### Directive
Find the lines holding the word "Māori" and collect them.
··········
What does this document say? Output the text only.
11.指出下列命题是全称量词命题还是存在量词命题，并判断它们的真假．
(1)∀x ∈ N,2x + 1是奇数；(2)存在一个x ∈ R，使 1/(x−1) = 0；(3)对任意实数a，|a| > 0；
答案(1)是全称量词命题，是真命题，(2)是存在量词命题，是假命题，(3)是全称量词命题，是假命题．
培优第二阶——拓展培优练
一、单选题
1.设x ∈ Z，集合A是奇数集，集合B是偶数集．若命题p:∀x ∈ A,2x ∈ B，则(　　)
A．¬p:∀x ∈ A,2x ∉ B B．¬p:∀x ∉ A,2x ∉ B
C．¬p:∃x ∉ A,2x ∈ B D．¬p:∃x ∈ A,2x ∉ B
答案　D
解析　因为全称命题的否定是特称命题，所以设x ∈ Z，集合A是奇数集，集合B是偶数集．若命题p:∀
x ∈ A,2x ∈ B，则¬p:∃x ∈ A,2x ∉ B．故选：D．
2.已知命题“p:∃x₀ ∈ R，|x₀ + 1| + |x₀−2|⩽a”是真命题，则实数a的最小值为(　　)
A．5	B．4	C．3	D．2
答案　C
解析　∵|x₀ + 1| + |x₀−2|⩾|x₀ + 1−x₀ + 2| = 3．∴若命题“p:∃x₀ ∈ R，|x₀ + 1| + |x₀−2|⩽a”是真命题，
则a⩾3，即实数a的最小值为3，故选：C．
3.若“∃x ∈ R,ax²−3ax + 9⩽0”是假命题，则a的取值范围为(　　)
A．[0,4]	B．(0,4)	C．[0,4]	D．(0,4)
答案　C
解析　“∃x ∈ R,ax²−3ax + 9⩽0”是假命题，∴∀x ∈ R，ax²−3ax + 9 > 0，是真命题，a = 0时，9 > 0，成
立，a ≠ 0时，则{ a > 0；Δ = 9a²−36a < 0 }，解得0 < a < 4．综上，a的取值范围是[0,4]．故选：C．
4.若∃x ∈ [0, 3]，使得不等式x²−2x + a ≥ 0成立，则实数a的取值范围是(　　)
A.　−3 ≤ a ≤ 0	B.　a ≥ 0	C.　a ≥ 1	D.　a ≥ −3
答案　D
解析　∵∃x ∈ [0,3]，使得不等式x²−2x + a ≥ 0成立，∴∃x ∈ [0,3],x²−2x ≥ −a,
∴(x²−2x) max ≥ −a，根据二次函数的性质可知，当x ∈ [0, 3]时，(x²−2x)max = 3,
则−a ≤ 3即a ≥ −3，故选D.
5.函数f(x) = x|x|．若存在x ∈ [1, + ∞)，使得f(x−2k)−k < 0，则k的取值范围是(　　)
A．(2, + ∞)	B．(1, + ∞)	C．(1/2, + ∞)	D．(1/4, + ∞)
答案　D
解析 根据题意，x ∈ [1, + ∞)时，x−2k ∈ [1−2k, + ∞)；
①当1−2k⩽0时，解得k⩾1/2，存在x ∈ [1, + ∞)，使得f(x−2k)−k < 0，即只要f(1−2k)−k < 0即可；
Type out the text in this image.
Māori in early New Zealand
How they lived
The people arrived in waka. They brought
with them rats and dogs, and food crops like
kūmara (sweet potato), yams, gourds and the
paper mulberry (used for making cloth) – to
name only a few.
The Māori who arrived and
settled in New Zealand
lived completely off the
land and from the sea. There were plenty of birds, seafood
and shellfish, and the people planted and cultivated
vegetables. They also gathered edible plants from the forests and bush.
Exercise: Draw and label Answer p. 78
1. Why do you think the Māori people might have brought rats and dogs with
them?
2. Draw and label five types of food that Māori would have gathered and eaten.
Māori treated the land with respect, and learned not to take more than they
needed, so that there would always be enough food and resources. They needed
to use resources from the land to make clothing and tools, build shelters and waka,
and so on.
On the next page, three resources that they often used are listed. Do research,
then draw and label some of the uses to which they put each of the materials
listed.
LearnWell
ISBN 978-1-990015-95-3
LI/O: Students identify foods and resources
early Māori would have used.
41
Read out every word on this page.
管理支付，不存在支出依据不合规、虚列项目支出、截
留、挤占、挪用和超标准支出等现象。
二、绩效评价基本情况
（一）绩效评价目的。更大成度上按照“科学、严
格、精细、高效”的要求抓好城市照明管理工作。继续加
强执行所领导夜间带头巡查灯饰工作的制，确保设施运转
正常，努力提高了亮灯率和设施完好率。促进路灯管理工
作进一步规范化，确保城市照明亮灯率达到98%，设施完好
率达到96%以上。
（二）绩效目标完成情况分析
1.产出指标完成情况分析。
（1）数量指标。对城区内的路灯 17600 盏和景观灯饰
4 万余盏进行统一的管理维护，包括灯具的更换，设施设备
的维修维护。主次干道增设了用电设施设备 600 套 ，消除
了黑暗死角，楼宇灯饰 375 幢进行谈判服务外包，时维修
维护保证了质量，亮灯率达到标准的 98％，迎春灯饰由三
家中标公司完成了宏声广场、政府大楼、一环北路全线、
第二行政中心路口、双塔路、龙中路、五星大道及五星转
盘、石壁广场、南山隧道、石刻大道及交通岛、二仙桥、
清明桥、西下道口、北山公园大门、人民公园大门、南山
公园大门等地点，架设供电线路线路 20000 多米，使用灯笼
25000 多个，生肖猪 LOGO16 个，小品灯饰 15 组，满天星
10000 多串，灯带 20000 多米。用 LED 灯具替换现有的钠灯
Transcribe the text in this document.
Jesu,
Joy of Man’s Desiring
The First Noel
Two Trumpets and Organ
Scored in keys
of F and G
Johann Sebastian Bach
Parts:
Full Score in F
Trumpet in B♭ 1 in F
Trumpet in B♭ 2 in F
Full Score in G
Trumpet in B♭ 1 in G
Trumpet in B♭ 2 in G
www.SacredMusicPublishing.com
··········
### Task answer
Māori in early New Zealand
The Māori who arrived and
1. Why do you think the Māori people might have brought rats and dogs with
2. Draw and label five types of food that Māori would have gathered and eaten.
Māori treated the land with respect, and learned not to take more than they
early Māori would have used.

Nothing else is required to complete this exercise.